INFORMATION SUPPLIED —
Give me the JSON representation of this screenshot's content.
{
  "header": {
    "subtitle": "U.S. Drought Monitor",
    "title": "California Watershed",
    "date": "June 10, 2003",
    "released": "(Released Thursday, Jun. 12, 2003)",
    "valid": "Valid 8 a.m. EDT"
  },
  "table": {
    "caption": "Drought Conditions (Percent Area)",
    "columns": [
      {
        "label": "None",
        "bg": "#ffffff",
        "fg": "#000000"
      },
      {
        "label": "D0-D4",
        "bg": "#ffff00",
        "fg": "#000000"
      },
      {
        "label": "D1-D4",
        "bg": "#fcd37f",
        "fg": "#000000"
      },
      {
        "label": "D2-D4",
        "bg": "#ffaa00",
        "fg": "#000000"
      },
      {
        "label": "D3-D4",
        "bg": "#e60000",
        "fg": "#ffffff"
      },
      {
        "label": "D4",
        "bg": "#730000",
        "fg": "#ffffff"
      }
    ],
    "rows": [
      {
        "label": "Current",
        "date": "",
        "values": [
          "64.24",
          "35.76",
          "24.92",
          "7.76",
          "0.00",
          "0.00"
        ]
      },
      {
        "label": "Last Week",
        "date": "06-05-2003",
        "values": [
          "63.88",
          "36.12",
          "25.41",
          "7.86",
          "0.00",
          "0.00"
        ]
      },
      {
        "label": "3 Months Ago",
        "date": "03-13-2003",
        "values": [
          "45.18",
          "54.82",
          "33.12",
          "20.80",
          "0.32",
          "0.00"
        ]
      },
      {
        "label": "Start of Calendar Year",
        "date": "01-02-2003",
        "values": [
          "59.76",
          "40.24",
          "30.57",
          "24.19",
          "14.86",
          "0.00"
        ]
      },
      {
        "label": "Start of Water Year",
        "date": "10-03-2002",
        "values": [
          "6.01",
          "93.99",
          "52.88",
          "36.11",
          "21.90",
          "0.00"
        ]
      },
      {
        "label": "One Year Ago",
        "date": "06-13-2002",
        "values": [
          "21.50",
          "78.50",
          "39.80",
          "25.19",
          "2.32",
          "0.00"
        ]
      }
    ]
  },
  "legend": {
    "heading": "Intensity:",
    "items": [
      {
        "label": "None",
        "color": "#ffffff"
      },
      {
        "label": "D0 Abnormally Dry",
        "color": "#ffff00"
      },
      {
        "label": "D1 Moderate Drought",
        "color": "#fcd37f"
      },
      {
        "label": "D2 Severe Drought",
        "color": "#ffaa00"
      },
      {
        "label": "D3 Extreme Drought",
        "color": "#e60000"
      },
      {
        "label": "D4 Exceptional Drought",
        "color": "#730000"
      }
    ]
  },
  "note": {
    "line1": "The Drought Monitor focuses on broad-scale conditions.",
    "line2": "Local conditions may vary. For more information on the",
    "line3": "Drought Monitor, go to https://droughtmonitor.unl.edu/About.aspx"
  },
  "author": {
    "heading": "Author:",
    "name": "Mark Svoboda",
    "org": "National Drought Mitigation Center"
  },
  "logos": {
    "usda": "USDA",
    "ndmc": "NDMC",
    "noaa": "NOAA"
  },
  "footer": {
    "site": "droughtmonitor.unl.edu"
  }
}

JOB — Every line of the records that includes the word "date" should be gathered.

SOLUTION —
    "date": "June 10, 2003",
        "date": "",
        "date": "06-05-2003",
        "date": "03-13-2003",
        "date": "01-02-2003",
        "date": "10-03-2002",
        "date": "06-13-2002",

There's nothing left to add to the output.